## DO THIS
Copy the data that follows exactly. Include no pictures.

## INPUT ROWS
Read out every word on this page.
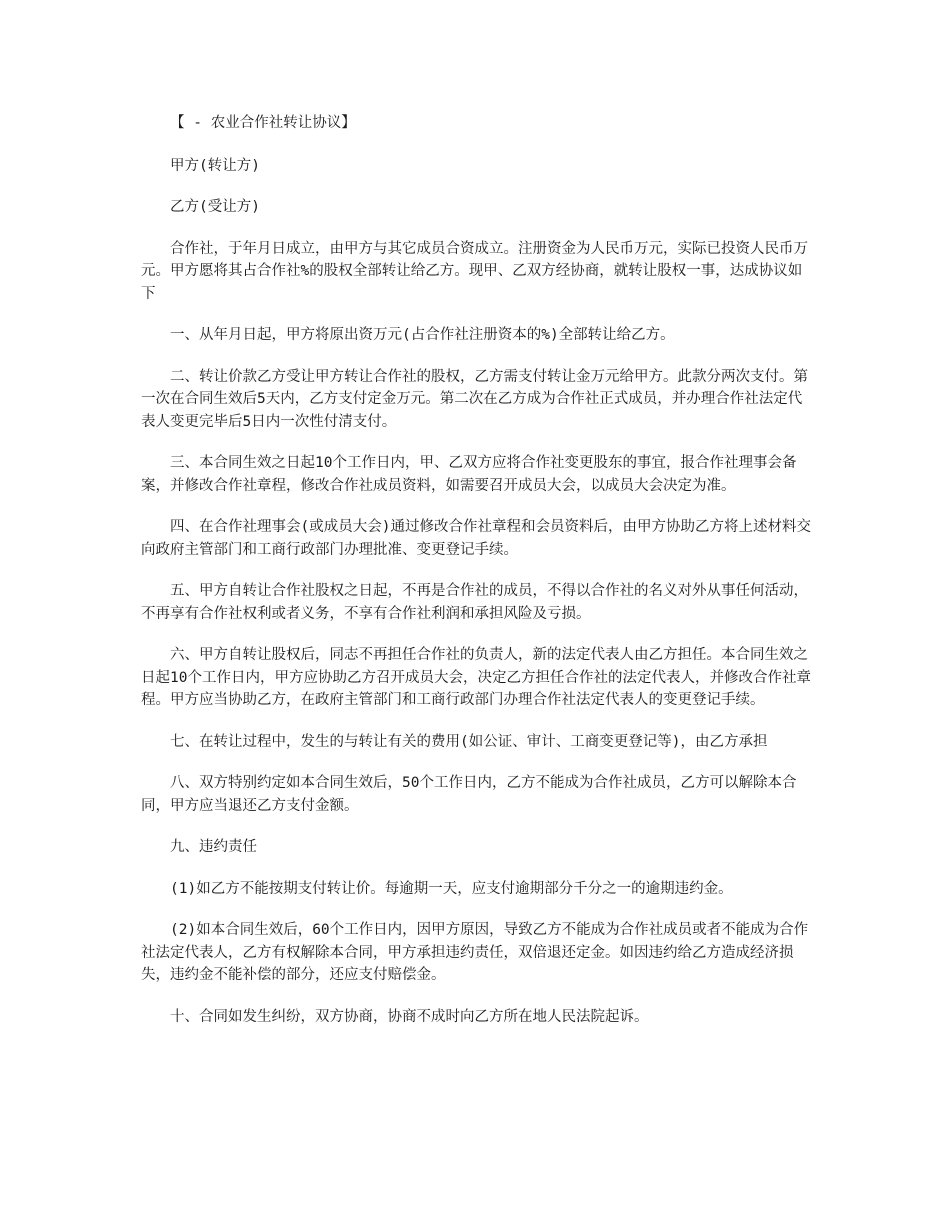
【 - 农业合作社转让协议】

甲方(转让方)

乙方(受让方)

合作社，于年月日成立，由甲方与其它成员合资成立。注册资金为人民币万元，实际已投资人民币万元。甲方愿将其占合作社%的股权全部转让给乙方。现甲、乙双方经协商，就转让股权一事，达成协议如下

一、从年月日起，甲方将原出资万元(占合作社注册资本的%)全部转让给乙方。

二、转让价款乙方受让甲方转让合作社的股权，乙方需支付转让金万元给甲方。此款分两次支付。第一次在合同生效后5天内，乙方支付定金万元。第二次在乙方成为合作社正式成员，并办理合作社法定代表人变更完毕后5日内一次性付清支付。

三、本合同生效之日起10个工作日内，甲、乙双方应将合作社变更股东的事宜，报合作社理事会备案，并修改合作社章程，修改合作社成员资料，如需要召开成员大会，以成员大会决定为准。

四、在合作社理事会(或成员大会)通过修改合作社章程和会员资料后，由甲方协助乙方将上述材料交向政府主管部门和工商行政部门办理批准、变更登记手续。

五、甲方自转让合作社股权之日起，不再是合作社的成员，不得以合作社的名义对外从事任何活动，不再享有合作社权利或者义务，不享有合作社利润和承担风险及亏损。

六、甲方自转让股权后，同志不再担任合作社的负责人，新的法定代表人由乙方担任。本合同生效之日起10个工作日内，甲方应协助乙方召开成员大会，决定乙方担任合作社的法定代表人，并修改合作社章程。甲方应当协助乙方，在政府主管部门和工商行政部门办理合作社法定代表人的变更登记手续。

七、在转让过程中，发生的与转让有关的费用(如公证、审计、工商变更登记等)，由乙方承担

八、双方特别约定如本合同生效后，50个工作日内，乙方不能成为合作社成员，乙方可以解除本合同，甲方应当退还乙方支付金额。

九、违约责任

(1)如乙方不能按期支付转让价。每逾期一天，应支付逾期部分千分之一的逾期违约金。

(2)如本合同生效后，60个工作日内，因甲方原因，导致乙方不能成为合作社成员或者不能成为合作社法定代表人，乙方有权解除本合同，甲方承担违约责任，双倍退还定金。如因违约给乙方造成经济损失，违约金不能补偿的部分，还应支付赔偿金。

十、合同如发生纠纷，双方协商，协商不成时向乙方所在地人民法院起诉。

## CORRECT RESPONSE
Read out every word on this page.
【 - 农业合作社转让协议】

甲方(转让方)

乙方(受让方)

合作社，于年月日成立，由甲方与其它成员合资成立。注册资金为人民币万元，实际已投资人民币万元。甲方愿将其占合作社%的股权全部转让给乙方。现甲、乙双方经协商，就转让股权一事，达成协议如下

一、从年月日起，甲方将原出资万元(占合作社注册资本的%)全部转让给乙方。

二、转让价款乙方受让甲方转让合作社的股权，乙方需支付转让金万元给甲方。此款分两次支付。第一次在合同生效后5天内，乙方支付定金万元。第二次在乙方成为合作社正式成员，并办理合作社法定代表人变更完毕后5日内一次性付清支付。

三、本合同生效之日起10个工作日内，甲、乙双方应将合作社变更股东的事宜，报合作社理事会备案，并修改合作社章程，修改合作社成员资料，如需要召开成员大会，以成员大会决定为准。

四、在合作社理事会(或成员大会)通过修改合作社章程和会员资料后，由甲方协助乙方将上述材料交向政府主管部门和工商行政部门办理批准、变更登记手续。

五、甲方自转让合作社股权之日起，不再是合作社的成员，不得以合作社的名义对外从事任何活动，不再享有合作社权利或者义务，不享有合作社利润和承担风险及亏损。

六、甲方自转让股权后，同志不再担任合作社的负责人，新的法定代表人由乙方担任。本合同生效之日起10个工作日内，甲方应协助乙方召开成员大会，决定乙方担任合作社的法定代表人，并修改合作社章程。甲方应当协助乙方，在政府主管部门和工商行政部门办理合作社法定代表人的变更登记手续。

七、在转让过程中，发生的与转让有关的费用(如公证、审计、工商变更登记等)，由乙方承担

八、双方特别约定如本合同生效后，50个工作日内，乙方不能成为合作社成员，乙方可以解除本合同，甲方应当退还乙方支付金额。

九、违约责任

(1)如乙方不能按期支付转让价。每逾期一天，应支付逾期部分千分之一的逾期违约金。

(2)如本合同生效后，60个工作日内，因甲方原因，导致乙方不能成为合作社成员或者不能成为合作社法定代表人，乙方有权解除本合同，甲方承担违约责任，双倍退还定金。如因违约给乙方造成经济损失，违约金不能补偿的部分，还应支付赔偿金。

十、合同如发生纠纷，双方协商，协商不成时向乙方所在地人民法院起诉。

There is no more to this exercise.